### The records
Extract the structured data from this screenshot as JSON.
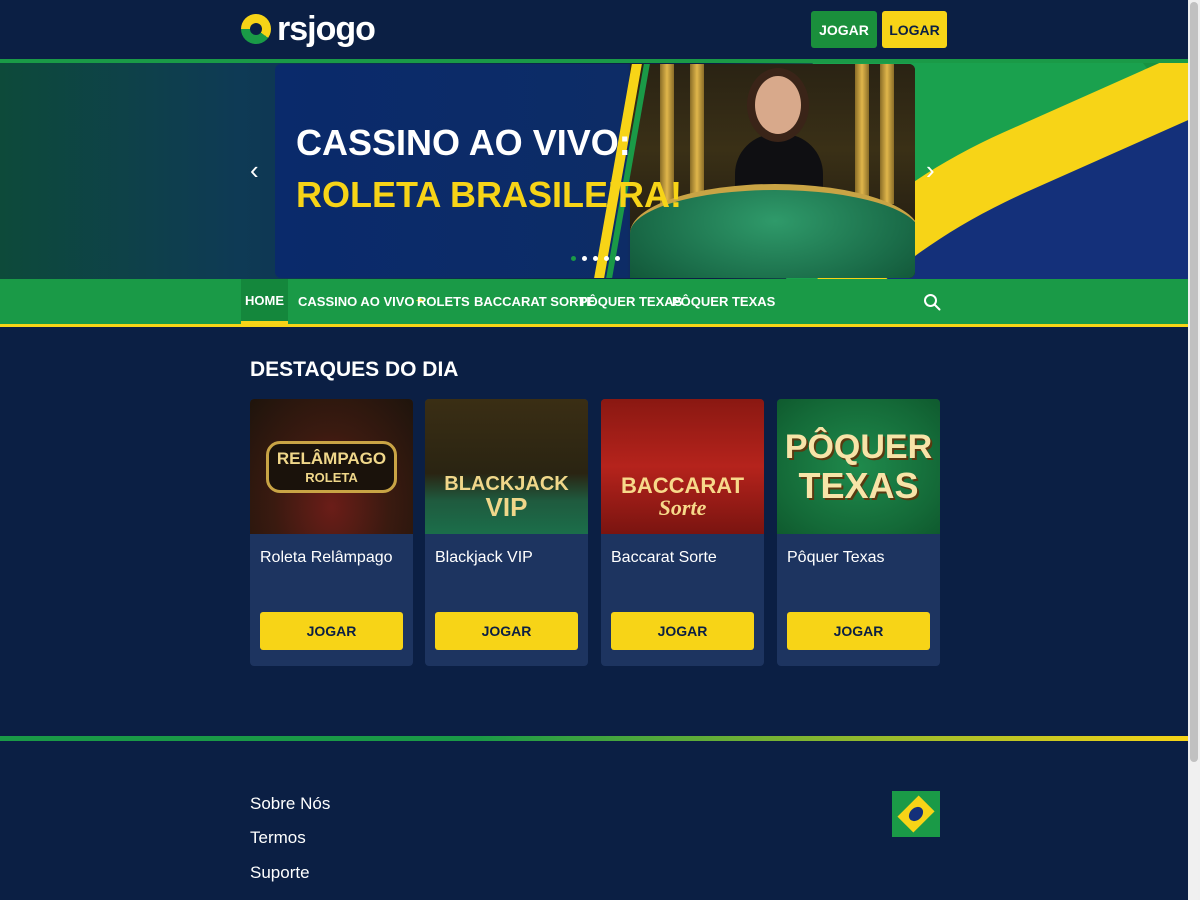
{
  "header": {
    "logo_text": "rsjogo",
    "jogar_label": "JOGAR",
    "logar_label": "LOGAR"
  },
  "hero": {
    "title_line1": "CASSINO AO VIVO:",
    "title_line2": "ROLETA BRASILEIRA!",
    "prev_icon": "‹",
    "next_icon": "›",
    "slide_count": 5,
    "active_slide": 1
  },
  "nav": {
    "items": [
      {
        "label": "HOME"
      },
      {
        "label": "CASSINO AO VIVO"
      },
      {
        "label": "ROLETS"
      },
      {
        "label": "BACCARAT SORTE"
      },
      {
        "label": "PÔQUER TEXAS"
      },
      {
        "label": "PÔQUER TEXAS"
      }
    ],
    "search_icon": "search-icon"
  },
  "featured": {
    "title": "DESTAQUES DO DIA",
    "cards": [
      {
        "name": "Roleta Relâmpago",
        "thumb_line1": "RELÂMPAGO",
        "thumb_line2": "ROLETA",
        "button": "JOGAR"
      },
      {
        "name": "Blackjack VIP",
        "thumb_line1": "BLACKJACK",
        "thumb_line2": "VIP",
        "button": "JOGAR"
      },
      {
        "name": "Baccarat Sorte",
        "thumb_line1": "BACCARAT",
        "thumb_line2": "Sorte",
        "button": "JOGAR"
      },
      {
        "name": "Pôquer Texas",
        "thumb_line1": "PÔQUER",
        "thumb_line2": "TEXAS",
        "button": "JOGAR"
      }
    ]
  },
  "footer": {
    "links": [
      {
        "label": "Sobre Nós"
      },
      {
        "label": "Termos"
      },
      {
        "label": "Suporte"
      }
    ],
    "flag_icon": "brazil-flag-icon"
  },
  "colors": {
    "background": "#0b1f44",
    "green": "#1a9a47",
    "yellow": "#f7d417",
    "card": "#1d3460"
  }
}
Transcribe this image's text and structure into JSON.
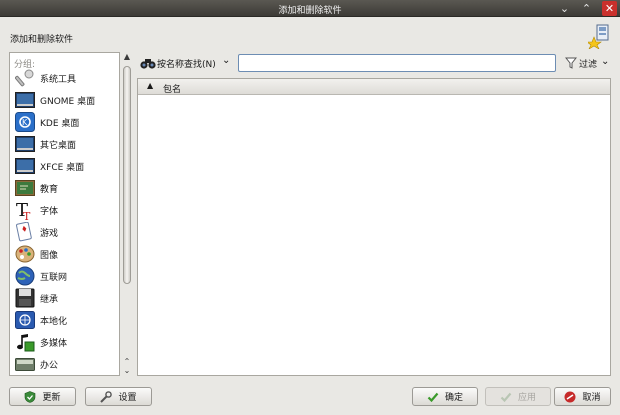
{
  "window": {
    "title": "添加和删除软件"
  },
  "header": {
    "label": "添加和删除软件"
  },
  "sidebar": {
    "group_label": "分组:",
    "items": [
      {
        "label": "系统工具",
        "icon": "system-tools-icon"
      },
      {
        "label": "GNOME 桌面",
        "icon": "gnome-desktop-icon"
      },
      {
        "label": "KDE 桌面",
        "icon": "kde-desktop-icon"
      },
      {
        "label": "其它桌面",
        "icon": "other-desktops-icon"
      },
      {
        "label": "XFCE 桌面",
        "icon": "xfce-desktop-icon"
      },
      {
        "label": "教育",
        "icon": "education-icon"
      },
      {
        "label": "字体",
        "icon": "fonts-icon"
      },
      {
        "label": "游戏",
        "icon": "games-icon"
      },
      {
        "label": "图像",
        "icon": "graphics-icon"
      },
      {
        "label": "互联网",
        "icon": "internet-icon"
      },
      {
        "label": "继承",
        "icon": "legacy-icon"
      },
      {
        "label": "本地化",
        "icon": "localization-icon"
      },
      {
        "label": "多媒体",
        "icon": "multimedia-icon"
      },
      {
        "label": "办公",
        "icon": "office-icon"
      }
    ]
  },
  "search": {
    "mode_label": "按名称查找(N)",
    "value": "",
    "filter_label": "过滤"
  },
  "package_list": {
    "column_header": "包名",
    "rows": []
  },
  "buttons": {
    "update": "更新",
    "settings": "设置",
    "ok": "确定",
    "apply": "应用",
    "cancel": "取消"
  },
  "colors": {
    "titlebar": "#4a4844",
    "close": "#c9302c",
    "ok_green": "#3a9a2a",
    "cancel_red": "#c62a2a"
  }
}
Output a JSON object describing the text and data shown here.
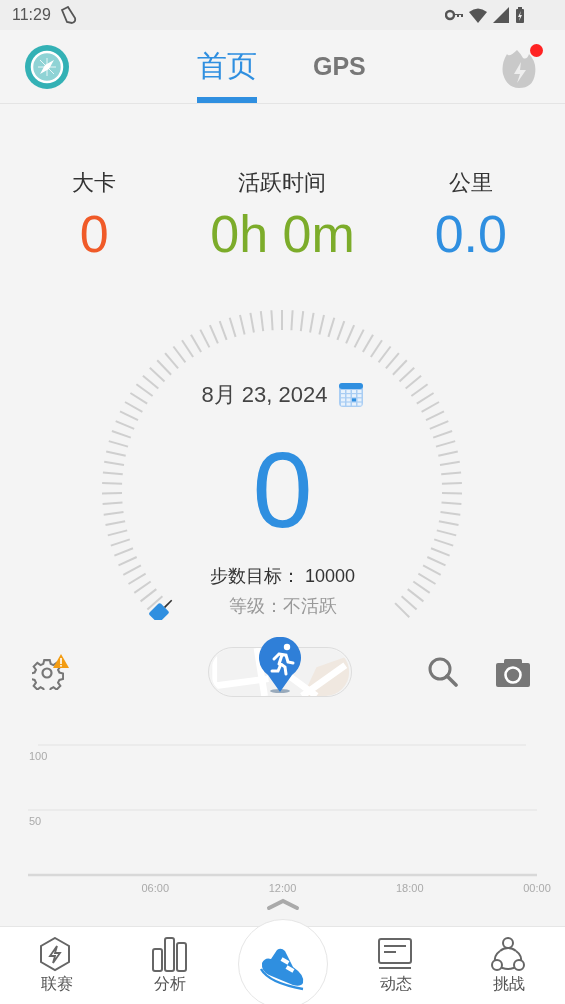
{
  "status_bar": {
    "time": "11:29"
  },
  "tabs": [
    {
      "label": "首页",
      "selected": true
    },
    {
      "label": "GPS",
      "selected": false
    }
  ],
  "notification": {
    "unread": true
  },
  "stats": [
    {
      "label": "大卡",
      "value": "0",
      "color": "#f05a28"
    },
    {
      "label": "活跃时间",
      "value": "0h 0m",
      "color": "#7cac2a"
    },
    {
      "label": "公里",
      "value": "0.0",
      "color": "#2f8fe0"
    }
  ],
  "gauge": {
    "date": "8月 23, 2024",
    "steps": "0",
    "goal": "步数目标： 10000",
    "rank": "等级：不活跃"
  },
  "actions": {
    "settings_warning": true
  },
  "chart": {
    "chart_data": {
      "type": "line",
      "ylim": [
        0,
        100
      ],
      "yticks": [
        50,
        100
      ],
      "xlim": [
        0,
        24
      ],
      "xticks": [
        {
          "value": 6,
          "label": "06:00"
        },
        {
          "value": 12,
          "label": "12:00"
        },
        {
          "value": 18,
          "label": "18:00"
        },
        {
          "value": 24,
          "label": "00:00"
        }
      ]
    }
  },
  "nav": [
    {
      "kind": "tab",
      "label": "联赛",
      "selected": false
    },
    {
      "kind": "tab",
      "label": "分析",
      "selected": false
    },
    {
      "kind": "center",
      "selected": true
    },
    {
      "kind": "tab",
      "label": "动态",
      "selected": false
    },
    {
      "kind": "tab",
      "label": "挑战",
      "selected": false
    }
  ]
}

### Direction
Copy every entry exactly as written. Pictures are excluded.

### Answer for this exercise
Extract the structured data from this screenshot as JSON.
{
  "header": {
    "logo_text": "rsjogo",
    "jogar_label": "JOGAR",
    "logar_label": "LOGAR"
  },
  "hero": {
    "title_line1": "CASSINO AO VIVO:",
    "title_line2": "ROLETA BRASILEIRA!",
    "prev_icon": "‹",
    "next_icon": "›",
    "slide_count": 5,
    "active_slide": 1
  },
  "nav": {
    "items": [
      {
        "label": "HOME"
      },
      {
        "label": "CASSINO AO VIVO"
      },
      {
        "label": "ROLETS"
      },
      {
        "label": "BACCARAT SORTE"
      },
      {
        "label": "PÔQUER TEXAS"
      },
      {
        "label": "PÔQUER TEXAS"
      }
    ],
    "search_icon": "search-icon"
  },
  "featured": {
    "title": "DESTAQUES DO DIA",
    "cards": [
      {
        "name": "Roleta Relâmpago",
        "thumb_line1": "RELÂMPAGO",
        "thumb_line2": "ROLETA",
        "button": "JOGAR"
      },
      {
        "name": "Blackjack VIP",
        "thumb_line1": "BLACKJACK",
        "thumb_line2": "VIP",
        "button": "JOGAR"
      },
      {
        "name": "Baccarat Sorte",
        "thumb_line1": "BACCARAT",
        "thumb_line2": "Sorte",
        "button": "JOGAR"
      },
      {
        "name": "Pôquer Texas",
        "thumb_line1": "PÔQUER",
        "thumb_line2": "TEXAS",
        "button": "JOGAR"
      }
    ]
  },
  "footer": {
    "links": [
      {
        "label": "Sobre Nós"
      },
      {
        "label": "Termos"
      },
      {
        "label": "Suporte"
      }
    ],
    "flag_icon": "brazil-flag-icon"
  },
  "colors": {
    "background": "#0b1f44",
    "green": "#1a9a47",
    "yellow": "#f7d417",
    "card": "#1d3460"
  }
}
Transcribe this image's text and structure into JSON.
{
  "window": {
    "title": "添加和删除软件"
  },
  "header": {
    "label": "添加和删除软件"
  },
  "sidebar": {
    "group_label": "分组:",
    "items": [
      {
        "label": "系统工具",
        "icon": "system-tools-icon"
      },
      {
        "label": "GNOME 桌面",
        "icon": "gnome-desktop-icon"
      },
      {
        "label": "KDE 桌面",
        "icon": "kde-desktop-icon"
      },
      {
        "label": "其它桌面",
        "icon": "other-desktops-icon"
      },
      {
        "label": "XFCE 桌面",
        "icon": "xfce-desktop-icon"
      },
      {
        "label": "教育",
        "icon": "education-icon"
      },
      {
        "label": "字体",
        "icon": "fonts-icon"
      },
      {
        "label": "游戏",
        "icon": "games-icon"
      },
      {
        "label": "图像",
        "icon": "graphics-icon"
      },
      {
        "label": "互联网",
        "icon": "internet-icon"
      },
      {
        "label": "继承",
        "icon": "legacy-icon"
      },
      {
        "label": "本地化",
        "icon": "localization-icon"
      },
      {
        "label": "多媒体",
        "icon": "multimedia-icon"
      },
      {
        "label": "办公",
        "icon": "office-icon"
      }
    ]
  },
  "search": {
    "mode_label": "按名称查找(N)",
    "value": "",
    "filter_label": "过滤"
  },
  "package_list": {
    "column_header": "包名",
    "rows": []
  },
  "buttons": {
    "update": "更新",
    "settings": "设置",
    "ok": "确定",
    "apply": "应用",
    "cancel": "取消"
  },
  "colors": {
    "titlebar": "#4a4844",
    "close": "#c9302c",
    "ok_green": "#3a9a2a",
    "cancel_red": "#c62a2a"
  }
}
Output a JSON object describing the text and data shown here.
{
  "status_bar": {
    "time": "11:29"
  },
  "tabs": [
    {
      "label": "首页",
      "selected": true
    },
    {
      "label": "GPS",
      "selected": false
    }
  ],
  "notification": {
    "unread": true
  },
  "stats": [
    {
      "label": "大卡",
      "value": "0",
      "color": "#f05a28"
    },
    {
      "label": "活跃时间",
      "value": "0h 0m",
      "color": "#7cac2a"
    },
    {
      "label": "公里",
      "value": "0.0",
      "color": "#2f8fe0"
    }
  ],
  "gauge": {
    "date": "8月 23, 2024",
    "steps": "0",
    "goal": "步数目标： 10000",
    "rank": "等级：不活跃"
  },
  "actions": {
    "settings_warning": true
  },
  "chart": {
    "chart_data": {
      "type": "line",
      "ylim": [
        0,
        100
      ],
      "yticks": [
        50,
        100
      ],
      "xlim": [
        0,
        24
      ],
      "xticks": [
        {
          "value": 6,
          "label": "06:00"
        },
        {
          "value": 12,
          "label": "12:00"
        },
        {
          "value": 18,
          "label": "18:00"
        },
        {
          "value": 24,
          "label": "00:00"
        }
      ]
    }
  },
  "nav": [
    {
      "kind": "tab",
      "label": "联赛",
      "selected": false
    },
    {
      "kind": "tab",
      "label": "分析",
      "selected": false
    },
    {
      "kind": "center",
      "selected": true
    },
    {
      "kind": "tab",
      "label": "动态",
      "selected": false
    },
    {
      "kind": "tab",
      "label": "挑战",
      "selected": false
    }
  ]
}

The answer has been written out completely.